Pull out every line of the listing below where "Windows" appears.

───── Records shown

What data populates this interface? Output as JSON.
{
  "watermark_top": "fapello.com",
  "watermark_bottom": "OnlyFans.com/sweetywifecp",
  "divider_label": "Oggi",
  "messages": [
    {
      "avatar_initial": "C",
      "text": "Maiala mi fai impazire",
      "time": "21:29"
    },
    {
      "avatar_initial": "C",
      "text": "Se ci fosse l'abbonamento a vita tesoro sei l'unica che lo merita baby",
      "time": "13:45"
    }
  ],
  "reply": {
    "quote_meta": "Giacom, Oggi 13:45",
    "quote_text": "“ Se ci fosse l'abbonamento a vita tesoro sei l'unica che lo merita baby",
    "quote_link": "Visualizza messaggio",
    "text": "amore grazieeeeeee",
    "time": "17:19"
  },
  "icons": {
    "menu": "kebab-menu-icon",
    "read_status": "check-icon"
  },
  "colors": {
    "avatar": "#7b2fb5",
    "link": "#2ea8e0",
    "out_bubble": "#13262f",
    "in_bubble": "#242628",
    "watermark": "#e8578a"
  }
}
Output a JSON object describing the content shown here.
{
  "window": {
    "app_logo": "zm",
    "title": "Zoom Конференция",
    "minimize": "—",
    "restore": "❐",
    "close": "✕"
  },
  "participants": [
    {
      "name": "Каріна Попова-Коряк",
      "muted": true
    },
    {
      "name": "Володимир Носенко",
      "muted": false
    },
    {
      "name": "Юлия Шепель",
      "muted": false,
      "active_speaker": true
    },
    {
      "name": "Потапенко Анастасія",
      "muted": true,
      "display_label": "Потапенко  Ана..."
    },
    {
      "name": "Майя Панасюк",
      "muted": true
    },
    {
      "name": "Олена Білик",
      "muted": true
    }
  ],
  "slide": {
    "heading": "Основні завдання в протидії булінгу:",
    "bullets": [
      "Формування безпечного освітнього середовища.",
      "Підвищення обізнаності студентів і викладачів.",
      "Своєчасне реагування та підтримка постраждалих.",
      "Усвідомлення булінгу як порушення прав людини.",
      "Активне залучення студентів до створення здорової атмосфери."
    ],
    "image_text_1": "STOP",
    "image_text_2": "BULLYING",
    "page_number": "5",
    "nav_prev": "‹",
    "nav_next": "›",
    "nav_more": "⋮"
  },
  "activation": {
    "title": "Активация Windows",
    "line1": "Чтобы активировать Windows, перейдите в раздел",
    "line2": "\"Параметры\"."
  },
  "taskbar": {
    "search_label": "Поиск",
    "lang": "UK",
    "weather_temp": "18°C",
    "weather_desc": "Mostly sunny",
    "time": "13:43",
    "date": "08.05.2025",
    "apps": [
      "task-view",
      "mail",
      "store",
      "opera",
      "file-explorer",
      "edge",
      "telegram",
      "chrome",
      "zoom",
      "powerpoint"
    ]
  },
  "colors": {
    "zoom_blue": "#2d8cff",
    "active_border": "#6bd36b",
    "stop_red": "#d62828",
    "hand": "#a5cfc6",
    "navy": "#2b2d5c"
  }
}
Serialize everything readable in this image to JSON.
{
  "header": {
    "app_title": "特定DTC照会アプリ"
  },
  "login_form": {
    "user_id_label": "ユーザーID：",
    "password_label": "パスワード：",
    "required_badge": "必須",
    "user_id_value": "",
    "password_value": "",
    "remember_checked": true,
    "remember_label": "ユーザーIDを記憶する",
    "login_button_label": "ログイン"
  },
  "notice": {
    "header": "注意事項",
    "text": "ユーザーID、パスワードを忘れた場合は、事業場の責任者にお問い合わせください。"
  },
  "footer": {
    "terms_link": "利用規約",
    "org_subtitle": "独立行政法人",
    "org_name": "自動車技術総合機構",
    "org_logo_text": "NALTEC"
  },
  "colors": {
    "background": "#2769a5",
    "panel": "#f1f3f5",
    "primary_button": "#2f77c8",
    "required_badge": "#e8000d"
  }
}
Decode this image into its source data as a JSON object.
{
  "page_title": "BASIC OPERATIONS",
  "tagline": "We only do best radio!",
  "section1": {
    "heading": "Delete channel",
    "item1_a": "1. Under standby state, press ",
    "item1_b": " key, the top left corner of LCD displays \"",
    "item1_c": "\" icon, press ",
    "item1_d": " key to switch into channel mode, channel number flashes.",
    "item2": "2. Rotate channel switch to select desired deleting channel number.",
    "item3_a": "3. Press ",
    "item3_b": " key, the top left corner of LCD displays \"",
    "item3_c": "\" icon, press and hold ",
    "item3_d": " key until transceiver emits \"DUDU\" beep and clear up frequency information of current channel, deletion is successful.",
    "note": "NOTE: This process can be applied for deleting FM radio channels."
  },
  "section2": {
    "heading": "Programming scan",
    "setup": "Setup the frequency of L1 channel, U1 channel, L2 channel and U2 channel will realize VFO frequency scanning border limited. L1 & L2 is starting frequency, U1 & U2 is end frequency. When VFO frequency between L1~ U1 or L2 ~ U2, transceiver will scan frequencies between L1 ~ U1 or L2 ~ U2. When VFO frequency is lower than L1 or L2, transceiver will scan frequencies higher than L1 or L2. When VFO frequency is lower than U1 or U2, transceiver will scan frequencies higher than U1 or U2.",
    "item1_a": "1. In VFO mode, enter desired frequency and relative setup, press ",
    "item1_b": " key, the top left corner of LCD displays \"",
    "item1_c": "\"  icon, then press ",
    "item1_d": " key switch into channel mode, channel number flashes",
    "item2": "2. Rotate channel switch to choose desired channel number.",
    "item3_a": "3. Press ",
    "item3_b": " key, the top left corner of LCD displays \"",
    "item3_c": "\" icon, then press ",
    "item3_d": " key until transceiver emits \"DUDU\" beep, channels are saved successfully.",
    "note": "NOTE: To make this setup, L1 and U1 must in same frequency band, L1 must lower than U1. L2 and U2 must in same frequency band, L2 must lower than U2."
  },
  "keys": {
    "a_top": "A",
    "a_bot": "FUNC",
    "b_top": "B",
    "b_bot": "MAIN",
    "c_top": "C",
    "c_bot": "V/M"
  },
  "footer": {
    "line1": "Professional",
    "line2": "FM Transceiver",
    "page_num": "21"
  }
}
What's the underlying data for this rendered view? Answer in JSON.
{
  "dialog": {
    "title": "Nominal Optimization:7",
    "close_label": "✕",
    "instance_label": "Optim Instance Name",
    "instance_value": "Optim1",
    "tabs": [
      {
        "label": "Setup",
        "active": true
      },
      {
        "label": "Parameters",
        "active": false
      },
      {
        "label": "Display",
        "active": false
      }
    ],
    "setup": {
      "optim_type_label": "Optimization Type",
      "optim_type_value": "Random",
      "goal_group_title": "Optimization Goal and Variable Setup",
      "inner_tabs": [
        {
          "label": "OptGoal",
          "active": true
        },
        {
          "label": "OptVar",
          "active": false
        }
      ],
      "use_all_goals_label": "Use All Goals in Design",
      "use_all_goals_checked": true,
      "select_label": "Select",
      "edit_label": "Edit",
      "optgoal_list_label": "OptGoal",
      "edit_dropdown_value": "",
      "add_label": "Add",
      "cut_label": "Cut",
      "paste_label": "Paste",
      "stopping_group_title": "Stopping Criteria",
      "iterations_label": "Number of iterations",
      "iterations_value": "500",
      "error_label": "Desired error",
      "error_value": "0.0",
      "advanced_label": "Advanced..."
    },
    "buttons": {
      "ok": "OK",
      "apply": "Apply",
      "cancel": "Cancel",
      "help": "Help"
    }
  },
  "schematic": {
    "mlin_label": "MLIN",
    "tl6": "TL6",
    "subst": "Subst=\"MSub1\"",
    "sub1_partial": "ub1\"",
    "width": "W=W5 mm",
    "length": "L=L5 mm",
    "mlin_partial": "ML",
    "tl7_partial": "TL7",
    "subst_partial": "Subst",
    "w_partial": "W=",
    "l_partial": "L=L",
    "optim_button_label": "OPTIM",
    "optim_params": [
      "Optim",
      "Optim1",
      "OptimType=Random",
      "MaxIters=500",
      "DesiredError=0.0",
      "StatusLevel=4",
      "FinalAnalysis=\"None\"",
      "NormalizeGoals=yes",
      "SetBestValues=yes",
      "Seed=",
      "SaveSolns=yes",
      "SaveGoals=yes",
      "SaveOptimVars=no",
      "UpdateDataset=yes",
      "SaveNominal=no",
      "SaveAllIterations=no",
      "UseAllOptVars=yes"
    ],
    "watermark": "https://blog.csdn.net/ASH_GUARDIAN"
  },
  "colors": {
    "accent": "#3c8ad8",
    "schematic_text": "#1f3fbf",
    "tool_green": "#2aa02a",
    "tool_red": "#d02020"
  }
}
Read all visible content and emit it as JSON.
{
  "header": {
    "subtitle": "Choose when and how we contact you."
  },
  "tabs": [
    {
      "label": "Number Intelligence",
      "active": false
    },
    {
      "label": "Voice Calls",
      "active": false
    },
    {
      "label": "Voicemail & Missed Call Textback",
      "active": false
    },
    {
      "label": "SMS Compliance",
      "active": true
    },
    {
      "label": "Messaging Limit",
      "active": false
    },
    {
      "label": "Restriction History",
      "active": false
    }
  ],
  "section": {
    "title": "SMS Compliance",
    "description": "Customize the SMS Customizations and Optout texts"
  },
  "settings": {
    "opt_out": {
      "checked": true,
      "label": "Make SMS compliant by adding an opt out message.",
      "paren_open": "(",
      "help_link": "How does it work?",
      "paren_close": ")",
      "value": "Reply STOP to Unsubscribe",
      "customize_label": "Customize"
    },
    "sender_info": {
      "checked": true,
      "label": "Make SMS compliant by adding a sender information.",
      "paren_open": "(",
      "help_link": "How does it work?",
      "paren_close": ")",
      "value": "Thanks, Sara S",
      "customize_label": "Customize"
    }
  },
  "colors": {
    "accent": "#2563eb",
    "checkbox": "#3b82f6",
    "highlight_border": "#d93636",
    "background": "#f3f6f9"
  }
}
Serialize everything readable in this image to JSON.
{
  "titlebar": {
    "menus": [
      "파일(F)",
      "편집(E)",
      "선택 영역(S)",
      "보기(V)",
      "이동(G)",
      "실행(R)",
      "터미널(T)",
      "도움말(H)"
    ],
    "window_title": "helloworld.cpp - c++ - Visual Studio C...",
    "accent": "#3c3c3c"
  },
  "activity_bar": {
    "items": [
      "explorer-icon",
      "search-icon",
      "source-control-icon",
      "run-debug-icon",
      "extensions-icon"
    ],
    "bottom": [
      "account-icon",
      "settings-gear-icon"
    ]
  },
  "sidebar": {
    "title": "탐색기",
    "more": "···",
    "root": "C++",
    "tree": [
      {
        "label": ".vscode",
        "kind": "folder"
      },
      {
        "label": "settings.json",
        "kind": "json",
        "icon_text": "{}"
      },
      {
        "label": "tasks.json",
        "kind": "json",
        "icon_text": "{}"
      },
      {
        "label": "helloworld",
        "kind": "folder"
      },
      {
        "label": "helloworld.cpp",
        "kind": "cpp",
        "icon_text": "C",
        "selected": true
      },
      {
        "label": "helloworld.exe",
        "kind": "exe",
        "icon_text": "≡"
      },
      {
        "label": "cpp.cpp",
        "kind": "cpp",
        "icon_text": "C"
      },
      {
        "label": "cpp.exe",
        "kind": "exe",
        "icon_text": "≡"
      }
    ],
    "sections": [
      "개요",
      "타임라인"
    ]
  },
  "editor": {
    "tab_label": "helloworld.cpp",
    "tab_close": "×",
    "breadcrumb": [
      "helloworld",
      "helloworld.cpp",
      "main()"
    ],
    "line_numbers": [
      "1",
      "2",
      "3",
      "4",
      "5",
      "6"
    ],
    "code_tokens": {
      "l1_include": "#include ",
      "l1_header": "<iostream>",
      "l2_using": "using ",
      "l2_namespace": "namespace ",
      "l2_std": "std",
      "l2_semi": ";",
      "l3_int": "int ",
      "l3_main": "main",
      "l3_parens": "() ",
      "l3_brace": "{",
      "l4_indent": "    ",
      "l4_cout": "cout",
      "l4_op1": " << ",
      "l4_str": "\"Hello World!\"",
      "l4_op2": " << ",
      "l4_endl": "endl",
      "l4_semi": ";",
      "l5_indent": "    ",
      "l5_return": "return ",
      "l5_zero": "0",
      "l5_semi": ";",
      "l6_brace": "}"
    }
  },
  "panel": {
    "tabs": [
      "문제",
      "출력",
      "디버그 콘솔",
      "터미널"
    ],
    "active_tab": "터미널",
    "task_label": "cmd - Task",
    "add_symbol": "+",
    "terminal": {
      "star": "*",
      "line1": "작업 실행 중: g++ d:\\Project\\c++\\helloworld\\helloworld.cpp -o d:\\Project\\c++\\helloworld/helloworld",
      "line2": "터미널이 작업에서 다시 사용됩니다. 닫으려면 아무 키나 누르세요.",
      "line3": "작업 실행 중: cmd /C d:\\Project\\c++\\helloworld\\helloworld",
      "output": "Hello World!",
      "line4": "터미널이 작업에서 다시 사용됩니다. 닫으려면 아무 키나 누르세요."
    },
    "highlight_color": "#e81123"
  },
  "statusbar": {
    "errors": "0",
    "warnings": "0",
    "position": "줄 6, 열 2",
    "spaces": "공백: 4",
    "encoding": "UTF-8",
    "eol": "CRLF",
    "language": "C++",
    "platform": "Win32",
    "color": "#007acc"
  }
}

──────────

**Result**.
    "title": "Активация Windows",
    "line1": "Чтобы активировать Windows, перейдите в раздел",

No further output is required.